What you should do: Consider the data that follows and state how many lines contain the string "Details", using the number alone.

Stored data
- - -

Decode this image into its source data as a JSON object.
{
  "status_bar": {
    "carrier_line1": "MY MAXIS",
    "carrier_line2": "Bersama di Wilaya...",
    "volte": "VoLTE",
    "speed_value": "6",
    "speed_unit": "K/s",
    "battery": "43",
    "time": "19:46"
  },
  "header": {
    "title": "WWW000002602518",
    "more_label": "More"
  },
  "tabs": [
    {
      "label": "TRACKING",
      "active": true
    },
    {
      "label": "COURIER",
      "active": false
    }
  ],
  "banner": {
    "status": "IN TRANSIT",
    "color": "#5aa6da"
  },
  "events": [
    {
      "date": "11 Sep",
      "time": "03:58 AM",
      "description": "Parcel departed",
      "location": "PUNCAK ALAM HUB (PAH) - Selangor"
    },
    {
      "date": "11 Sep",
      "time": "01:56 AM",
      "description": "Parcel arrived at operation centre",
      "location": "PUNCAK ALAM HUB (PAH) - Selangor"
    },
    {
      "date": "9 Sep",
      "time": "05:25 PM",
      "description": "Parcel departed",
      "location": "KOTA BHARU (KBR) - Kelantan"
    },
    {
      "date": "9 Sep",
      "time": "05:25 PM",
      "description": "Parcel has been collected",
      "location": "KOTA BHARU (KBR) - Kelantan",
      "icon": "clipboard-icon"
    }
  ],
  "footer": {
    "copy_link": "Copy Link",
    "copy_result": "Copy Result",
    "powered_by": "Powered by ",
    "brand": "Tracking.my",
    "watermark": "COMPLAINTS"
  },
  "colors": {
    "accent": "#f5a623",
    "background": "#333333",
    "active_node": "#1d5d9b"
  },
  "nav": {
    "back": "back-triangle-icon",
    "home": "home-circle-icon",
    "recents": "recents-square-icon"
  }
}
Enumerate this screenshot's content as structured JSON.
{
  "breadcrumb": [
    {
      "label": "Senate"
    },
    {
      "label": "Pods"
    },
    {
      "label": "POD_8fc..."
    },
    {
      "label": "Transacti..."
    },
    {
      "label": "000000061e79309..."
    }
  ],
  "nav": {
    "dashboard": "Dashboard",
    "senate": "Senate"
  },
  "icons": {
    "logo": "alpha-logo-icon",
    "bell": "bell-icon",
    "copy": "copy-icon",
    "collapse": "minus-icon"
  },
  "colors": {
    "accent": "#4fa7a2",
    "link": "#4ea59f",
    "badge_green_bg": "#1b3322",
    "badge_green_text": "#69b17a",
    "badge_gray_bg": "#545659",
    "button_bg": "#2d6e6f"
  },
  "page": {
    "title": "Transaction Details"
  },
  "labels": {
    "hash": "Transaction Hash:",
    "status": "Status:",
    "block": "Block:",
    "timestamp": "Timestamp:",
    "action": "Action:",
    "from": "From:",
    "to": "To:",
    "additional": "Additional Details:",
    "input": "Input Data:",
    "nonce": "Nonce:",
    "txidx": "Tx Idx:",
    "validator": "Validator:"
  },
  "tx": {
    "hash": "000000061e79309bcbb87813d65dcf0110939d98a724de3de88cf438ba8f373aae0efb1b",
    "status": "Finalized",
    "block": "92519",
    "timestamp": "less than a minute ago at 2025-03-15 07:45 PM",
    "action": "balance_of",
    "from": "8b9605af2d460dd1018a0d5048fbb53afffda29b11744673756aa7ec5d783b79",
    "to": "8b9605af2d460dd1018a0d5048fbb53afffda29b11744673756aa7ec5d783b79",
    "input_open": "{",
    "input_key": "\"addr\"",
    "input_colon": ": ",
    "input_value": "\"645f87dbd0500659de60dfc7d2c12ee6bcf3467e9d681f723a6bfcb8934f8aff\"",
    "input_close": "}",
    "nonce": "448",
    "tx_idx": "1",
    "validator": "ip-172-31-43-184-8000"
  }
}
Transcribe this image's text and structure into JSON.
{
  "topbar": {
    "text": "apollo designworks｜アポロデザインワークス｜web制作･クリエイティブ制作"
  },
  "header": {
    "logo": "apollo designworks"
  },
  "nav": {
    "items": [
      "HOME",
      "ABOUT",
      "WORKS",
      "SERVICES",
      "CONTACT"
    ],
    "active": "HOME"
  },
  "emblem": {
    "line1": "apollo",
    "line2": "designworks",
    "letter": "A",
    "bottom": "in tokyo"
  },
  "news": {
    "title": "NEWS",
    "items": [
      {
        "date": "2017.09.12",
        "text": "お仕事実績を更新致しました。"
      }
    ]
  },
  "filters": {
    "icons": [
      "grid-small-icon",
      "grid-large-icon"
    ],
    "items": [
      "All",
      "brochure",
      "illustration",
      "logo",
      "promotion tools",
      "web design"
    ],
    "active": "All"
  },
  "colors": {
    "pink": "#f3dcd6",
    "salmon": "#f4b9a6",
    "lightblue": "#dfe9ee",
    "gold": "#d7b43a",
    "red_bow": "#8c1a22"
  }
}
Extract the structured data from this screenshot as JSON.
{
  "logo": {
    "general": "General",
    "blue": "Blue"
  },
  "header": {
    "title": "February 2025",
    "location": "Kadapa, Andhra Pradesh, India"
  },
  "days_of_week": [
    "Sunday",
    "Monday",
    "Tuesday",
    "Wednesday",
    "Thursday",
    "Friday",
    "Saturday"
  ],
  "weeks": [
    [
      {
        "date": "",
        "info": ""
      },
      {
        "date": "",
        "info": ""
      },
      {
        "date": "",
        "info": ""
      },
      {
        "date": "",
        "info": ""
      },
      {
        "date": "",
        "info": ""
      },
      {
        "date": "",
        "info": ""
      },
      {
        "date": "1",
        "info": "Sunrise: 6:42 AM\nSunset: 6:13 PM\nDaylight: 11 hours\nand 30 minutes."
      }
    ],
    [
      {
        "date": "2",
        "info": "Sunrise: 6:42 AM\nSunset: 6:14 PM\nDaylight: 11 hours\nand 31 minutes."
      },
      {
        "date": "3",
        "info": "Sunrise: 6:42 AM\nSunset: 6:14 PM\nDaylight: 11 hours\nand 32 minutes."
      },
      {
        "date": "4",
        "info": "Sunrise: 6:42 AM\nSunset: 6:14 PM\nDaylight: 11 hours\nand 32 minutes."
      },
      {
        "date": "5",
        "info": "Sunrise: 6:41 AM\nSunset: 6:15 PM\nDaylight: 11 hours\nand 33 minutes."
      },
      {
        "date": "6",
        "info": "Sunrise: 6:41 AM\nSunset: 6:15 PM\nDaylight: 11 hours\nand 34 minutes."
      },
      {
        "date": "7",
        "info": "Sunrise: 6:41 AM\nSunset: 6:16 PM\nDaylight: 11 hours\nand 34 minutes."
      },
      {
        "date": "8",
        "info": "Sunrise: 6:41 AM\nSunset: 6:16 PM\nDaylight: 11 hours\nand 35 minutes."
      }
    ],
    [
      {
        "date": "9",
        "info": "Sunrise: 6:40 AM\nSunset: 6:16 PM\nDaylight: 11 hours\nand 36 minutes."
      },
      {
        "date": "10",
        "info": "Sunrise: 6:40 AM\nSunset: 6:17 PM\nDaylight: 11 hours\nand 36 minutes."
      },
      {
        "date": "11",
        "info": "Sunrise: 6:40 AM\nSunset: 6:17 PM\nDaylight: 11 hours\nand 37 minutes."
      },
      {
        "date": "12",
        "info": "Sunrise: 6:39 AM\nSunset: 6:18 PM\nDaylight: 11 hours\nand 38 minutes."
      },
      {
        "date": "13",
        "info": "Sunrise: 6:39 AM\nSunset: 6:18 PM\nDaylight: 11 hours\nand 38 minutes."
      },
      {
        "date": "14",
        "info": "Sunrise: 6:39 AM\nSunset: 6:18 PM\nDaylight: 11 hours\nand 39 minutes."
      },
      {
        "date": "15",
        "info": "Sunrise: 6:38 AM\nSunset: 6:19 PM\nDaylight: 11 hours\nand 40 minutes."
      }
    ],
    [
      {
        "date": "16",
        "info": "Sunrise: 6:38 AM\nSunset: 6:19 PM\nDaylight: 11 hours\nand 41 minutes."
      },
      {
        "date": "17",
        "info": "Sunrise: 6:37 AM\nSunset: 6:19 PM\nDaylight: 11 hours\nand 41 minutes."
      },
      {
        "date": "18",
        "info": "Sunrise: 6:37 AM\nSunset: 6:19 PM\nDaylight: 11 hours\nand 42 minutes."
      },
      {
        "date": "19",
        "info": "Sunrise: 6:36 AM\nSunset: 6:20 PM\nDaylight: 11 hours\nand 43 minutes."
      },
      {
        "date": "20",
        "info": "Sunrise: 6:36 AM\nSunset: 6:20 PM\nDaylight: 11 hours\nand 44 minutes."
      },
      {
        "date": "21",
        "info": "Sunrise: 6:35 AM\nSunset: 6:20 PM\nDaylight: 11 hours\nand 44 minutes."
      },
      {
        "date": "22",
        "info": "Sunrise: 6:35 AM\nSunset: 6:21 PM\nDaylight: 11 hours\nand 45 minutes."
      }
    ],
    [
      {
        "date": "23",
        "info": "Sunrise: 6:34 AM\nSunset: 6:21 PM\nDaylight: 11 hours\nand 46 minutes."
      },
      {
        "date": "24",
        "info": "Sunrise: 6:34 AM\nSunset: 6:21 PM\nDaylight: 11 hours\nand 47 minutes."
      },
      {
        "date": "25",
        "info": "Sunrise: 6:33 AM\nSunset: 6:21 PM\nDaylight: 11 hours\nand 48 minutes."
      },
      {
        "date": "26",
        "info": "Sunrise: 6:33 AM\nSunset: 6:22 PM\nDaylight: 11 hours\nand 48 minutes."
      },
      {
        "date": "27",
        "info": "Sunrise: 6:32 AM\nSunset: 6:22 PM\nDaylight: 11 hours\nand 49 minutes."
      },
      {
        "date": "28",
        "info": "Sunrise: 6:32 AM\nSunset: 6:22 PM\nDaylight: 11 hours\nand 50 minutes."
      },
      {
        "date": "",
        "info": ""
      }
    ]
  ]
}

- - -

Answer for the task: 2